• WORK TO BE COMPLETED:
Pick up the text on the Southland Leisure Centre and carry it forward from its last line.

• PASSAGE FOR REVIEW:
________________

The Southland Leisure Centre is an indoor leisure centre situated in the southwest community on Palliser in Calgary, Alberta. The multipurpose recreational facility was built at the same time (although additions and redesigns have been made since) as the surrounding neighbourhood. Along with Village Square Leisure Centre, it is one of two leisure centres owned and operated by The City of Calgary.

Southland Leisure Centre provides a wide range of registered programs and drop-in programs and activities, including sports training, gymnastics, day camps, racquet sports, skating, dance, martial arts, so-pitch, hockey and skating lessons. Southland also offers preschool programs including playschool, tot's gym time and more.

==Facilities==

- Wave pool begins wide and shallow (much like a beach) progressively deepening into a regular swimming pool halved in width is the box-shaped "deep end" (No diving).
- Water park: A water park with a 500-gallon dump bucket, rope bridges, spray guns and other splash stations.

________________

Structured page parsing data

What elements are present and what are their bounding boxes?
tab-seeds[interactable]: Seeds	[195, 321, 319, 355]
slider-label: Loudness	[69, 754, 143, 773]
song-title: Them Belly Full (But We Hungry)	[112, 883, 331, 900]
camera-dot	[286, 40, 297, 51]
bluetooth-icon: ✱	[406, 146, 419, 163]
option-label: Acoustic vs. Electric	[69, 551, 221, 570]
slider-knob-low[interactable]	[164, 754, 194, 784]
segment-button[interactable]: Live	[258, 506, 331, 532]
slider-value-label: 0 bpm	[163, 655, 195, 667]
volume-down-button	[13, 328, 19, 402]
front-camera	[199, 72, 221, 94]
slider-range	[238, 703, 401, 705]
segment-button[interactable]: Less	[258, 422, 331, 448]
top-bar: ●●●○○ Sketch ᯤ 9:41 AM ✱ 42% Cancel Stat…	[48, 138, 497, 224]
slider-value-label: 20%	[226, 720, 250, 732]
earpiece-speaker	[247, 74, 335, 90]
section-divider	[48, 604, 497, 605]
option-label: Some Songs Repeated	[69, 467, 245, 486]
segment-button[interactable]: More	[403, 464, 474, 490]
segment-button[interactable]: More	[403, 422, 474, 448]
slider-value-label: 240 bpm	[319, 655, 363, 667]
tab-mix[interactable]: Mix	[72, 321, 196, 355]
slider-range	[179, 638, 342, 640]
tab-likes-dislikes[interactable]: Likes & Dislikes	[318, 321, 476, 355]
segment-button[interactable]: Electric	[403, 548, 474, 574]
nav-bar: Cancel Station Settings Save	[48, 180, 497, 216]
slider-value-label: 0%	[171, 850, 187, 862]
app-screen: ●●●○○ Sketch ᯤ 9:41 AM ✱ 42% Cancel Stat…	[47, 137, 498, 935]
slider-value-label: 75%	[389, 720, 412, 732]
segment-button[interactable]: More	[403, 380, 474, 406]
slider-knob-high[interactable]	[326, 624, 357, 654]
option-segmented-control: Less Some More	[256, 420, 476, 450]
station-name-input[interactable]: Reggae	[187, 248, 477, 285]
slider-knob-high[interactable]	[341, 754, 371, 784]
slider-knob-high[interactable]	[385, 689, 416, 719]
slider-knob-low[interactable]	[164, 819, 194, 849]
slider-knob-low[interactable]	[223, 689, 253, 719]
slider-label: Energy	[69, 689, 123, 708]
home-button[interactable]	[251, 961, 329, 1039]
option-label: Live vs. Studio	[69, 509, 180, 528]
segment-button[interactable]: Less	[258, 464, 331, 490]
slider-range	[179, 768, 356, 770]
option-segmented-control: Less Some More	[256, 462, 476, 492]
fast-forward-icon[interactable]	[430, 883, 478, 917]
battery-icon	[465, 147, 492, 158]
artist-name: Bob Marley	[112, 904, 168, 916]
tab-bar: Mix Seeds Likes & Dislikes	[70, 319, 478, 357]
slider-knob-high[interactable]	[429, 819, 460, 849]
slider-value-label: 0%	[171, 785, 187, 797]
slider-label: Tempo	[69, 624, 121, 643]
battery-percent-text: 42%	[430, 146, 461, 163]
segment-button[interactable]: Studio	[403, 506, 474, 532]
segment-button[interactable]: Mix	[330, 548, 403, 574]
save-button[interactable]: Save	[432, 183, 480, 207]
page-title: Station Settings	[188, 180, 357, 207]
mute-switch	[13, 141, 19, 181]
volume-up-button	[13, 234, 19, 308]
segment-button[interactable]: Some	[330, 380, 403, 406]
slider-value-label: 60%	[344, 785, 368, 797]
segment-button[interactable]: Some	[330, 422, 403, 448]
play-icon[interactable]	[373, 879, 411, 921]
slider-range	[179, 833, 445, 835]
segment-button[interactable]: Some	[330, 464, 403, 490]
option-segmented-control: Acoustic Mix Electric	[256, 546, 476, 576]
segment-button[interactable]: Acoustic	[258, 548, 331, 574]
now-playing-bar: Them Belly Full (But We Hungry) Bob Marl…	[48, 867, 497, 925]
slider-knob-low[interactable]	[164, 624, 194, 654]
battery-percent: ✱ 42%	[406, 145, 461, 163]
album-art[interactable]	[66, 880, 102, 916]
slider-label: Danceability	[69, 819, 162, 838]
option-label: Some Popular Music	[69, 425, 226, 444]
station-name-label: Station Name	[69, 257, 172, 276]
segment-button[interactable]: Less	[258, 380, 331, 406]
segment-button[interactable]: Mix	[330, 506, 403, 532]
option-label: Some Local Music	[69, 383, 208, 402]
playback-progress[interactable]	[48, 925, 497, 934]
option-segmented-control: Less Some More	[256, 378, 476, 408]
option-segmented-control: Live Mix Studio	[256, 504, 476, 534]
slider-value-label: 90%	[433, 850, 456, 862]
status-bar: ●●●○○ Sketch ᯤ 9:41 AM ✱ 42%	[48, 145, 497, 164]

________________

• ANSWER SECTION:
- Water slides: Includes the "red slide" and "blue slide". There are also two smaller slides in the water park area.
- Deepwater dive tank and diving board
- Hot tub.
- Steam room.
- Two ice rinks, named after Joe Kryczka and Ed Whalen.
- Climbing Wall
- Weight room
- Multipurpose rooms named after communities in the area, sometimes called birthday rooms.
- Rental Centre for floating aids, tubes, etc. as well as selling pool equipment.

== Access ==
By car, Southland Leisure Centre is accessible off of Southland Drive.

By transit, it can be accessed via the MAX Yellow as well as by routes 99, 125, and 126 from Southland Station.